== Dataset excerpts

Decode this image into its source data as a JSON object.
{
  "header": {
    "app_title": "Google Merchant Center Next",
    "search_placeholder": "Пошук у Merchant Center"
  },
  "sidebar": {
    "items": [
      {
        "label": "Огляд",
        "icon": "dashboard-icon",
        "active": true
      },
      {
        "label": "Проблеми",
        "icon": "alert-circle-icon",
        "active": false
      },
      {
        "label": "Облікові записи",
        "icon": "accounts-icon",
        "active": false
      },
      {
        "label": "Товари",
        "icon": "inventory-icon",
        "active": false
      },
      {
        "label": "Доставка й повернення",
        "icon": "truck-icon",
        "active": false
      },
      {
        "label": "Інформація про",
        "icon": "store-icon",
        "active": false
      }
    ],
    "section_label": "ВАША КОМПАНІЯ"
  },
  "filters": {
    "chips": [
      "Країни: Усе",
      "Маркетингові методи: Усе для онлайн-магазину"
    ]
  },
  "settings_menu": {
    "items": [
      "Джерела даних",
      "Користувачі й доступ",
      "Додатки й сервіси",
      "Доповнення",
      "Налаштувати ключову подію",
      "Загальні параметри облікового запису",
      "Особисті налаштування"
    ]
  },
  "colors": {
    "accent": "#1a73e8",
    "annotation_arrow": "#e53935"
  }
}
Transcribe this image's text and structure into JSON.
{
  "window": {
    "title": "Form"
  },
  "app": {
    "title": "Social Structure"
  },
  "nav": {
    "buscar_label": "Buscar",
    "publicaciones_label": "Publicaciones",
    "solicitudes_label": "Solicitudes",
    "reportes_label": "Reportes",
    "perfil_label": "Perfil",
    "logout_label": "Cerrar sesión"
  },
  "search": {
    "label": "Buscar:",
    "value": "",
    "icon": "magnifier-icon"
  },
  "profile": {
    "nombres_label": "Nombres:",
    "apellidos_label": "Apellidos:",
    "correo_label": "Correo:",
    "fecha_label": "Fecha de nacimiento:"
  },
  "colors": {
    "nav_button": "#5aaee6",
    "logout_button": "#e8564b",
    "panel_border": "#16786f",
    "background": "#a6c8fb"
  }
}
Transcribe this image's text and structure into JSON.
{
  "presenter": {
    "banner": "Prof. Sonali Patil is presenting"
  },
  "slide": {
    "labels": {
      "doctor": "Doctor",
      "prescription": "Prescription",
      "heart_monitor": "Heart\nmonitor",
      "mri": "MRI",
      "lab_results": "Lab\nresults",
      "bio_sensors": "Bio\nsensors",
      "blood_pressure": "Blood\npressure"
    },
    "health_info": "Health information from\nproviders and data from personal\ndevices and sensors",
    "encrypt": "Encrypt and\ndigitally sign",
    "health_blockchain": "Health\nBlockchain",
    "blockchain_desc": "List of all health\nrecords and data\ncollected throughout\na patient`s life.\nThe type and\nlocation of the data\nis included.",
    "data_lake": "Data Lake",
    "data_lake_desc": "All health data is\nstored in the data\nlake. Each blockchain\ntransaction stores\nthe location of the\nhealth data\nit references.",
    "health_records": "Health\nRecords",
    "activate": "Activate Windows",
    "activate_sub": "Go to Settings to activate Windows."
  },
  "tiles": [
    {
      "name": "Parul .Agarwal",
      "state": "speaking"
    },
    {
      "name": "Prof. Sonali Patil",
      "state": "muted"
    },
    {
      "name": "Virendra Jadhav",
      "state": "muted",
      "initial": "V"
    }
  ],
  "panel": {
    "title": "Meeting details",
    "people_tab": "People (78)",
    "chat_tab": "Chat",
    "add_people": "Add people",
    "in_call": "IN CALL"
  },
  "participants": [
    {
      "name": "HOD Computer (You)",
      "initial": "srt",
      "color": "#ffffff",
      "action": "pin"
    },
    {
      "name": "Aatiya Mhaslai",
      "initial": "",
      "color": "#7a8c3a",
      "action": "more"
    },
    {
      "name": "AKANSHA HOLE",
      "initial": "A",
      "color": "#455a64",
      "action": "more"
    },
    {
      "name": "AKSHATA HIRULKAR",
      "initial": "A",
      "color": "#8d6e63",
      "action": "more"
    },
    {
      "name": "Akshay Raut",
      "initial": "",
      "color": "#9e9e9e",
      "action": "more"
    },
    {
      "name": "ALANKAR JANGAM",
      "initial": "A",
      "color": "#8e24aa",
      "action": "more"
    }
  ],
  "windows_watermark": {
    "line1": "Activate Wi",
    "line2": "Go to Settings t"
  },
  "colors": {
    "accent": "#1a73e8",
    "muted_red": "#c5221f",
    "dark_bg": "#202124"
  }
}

====

What needs to be done: Quote the data above in full, changing nothing.

Output of the task:
Decode this image into its source data as a JSON object.
{
  "header": {
    "app_title": "Google Merchant Center Next",
    "search_placeholder": "Пошук у Merchant Center"
  },
  "sidebar": {
    "items": [
      {
        "label": "Огляд",
        "icon": "dashboard-icon",
        "active": true
      },
      {
        "label": "Проблеми",
        "icon": "alert-circle-icon",
        "active": false
      },
      {
        "label": "Облікові записи",
        "icon": "accounts-icon",
        "active": false
      },
      {
        "label": "Товари",
        "icon": "inventory-icon",
        "active": false
      },
      {
        "label": "Доставка й повернення",
        "icon": "truck-icon",
        "active": false
      },
      {
        "label": "Інформація про",
        "icon": "store-icon",
        "active": false
      }
    ],
    "section_label": "ВАША КОМПАНІЯ"
  },
  "filters": {
    "chips": [
      "Країни: Усе",
      "Маркетингові методи: Усе для онлайн-магазину"
    ]
  },
  "settings_menu": {
    "items": [
      "Джерела даних",
      "Користувачі й доступ",
      "Додатки й сервіси",
      "Доповнення",
      "Налаштувати ключову подію",
      "Загальні параметри облікового запису",
      "Особисті налаштування"
    ]
  },
  "colors": {
    "accent": "#1a73e8",
    "annotation_arrow": "#e53935"
  }
}
Transcribe this image's text and structure into JSON.
{
  "window": {
    "title": "Form"
  },
  "app": {
    "title": "Social Structure"
  },
  "nav": {
    "buscar_label": "Buscar",
    "publicaciones_label": "Publicaciones",
    "solicitudes_label": "Solicitudes",
    "reportes_label": "Reportes",
    "perfil_label": "Perfil",
    "logout_label": "Cerrar sesión"
  },
  "search": {
    "label": "Buscar:",
    "value": "",
    "icon": "magnifier-icon"
  },
  "profile": {
    "nombres_label": "Nombres:",
    "apellidos_label": "Apellidos:",
    "correo_label": "Correo:",
    "fecha_label": "Fecha de nacimiento:"
  },
  "colors": {
    "nav_button": "#5aaee6",
    "logout_button": "#e8564b",
    "panel_border": "#16786f",
    "background": "#a6c8fb"
  }
}
Transcribe this image's text and structure into JSON.
{
  "presenter": {
    "banner": "Prof. Sonali Patil is presenting"
  },
  "slide": {
    "labels": {
      "doctor": "Doctor",
      "prescription": "Prescription",
      "heart_monitor": "Heart\nmonitor",
      "mri": "MRI",
      "lab_results": "Lab\nresults",
      "bio_sensors": "Bio\nsensors",
      "blood_pressure": "Blood\npressure"
    },
    "health_info": "Health information from\nproviders and data from personal\ndevices and sensors",
    "encrypt": "Encrypt and\ndigitally sign",
    "health_blockchain": "Health\nBlockchain",
    "blockchain_desc": "List of all health\nrecords and data\ncollected throughout\na patient`s life.\nThe type and\nlocation of the data\nis included.",
    "data_lake": "Data Lake",
    "data_lake_desc": "All health data is\nstored in the data\nlake. Each blockchain\ntransaction stores\nthe location of the\nhealth data\nit references.",
    "health_records": "Health\nRecords",
    "activate": "Activate Windows",
    "activate_sub": "Go to Settings to activate Windows."
  },
  "tiles": [
    {
      "name": "Parul .Agarwal",
      "state": "speaking"
    },
    {
      "name": "Prof. Sonali Patil",
      "state": "muted"
    },
    {
      "name": "Virendra Jadhav",
      "state": "muted",
      "initial": "V"
    }
  ],
  "panel": {
    "title": "Meeting details",
    "people_tab": "People (78)",
    "chat_tab": "Chat",
    "add_people": "Add people",
    "in_call": "IN CALL"
  },
  "participants": [
    {
      "name": "HOD Computer (You)",
      "initial": "srt",
      "color": "#ffffff",
      "action": "pin"
    },
    {
      "name": "Aatiya Mhaslai",
      "initial": "",
      "color": "#7a8c3a",
      "action": "more"
    },
    {
      "name": "AKANSHA HOLE",
      "initial": "A",
      "color": "#455a64",
      "action": "more"
    },
    {
      "name": "AKSHATA HIRULKAR",
      "initial": "A",
      "color": "#8d6e63",
      "action": "more"
    },
    {
      "name": "Akshay Raut",
      "initial": "",
      "color": "#9e9e9e",
      "action": "more"
    },
    {
      "name": "ALANKAR JANGAM",
      "initial": "A",
      "color": "#8e24aa",
      "action": "more"
    }
  ],
  "windows_watermark": {
    "line1": "Activate Wi",
    "line2": "Go to Settings t"
  },
  "colors": {
    "accent": "#1a73e8",
    "muted_red": "#c5221f",
    "dark_bg": "#202124"
  }
}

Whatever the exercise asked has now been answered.